> _Exercise description_
In the copy, keep every record exact and leave out all images.

━━ Material

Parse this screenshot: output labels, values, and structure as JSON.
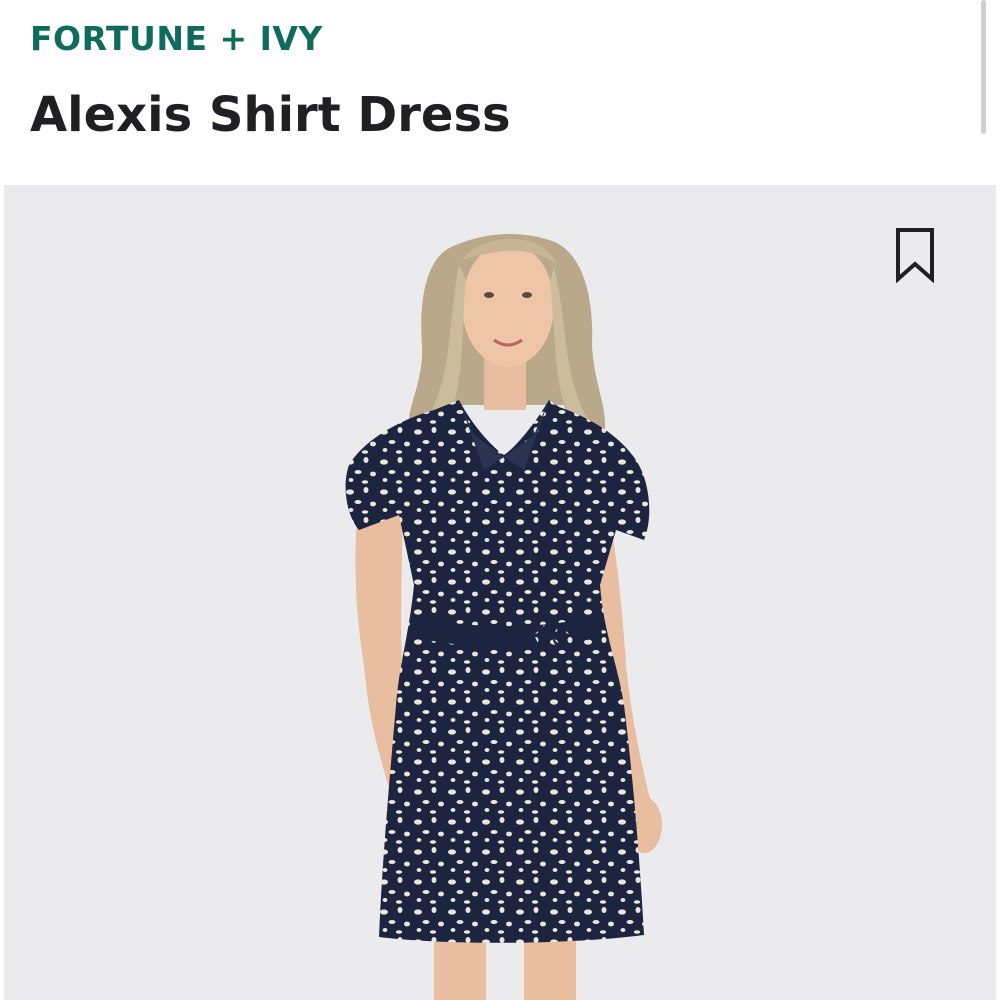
{
  "header": {
    "brand": "FORTUNE + IVY",
    "product_title": "Alexis Shirt Dress"
  },
  "product_image": {
    "icon": "bookmark-icon",
    "subject": "model-in-navy-leopard-print-shirt-dress"
  },
  "colors": {
    "brand": "#0f6b5c",
    "title": "#1f1f24",
    "image_background": "#ebebed",
    "dress": "#1d2440"
  }
}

━━━━

> _Full response_
Parse this screenshot: output labels, values, and structure as JSON.
{
  "header": {
    "brand": "FORTUNE + IVY",
    "product_title": "Alexis Shirt Dress"
  },
  "product_image": {
    "icon": "bookmark-icon",
    "subject": "model-in-navy-leopard-print-shirt-dress"
  },
  "colors": {
    "brand": "#0f6b5c",
    "title": "#1f1f24",
    "image_background": "#ebebed",
    "dress": "#1d2440"
  }
}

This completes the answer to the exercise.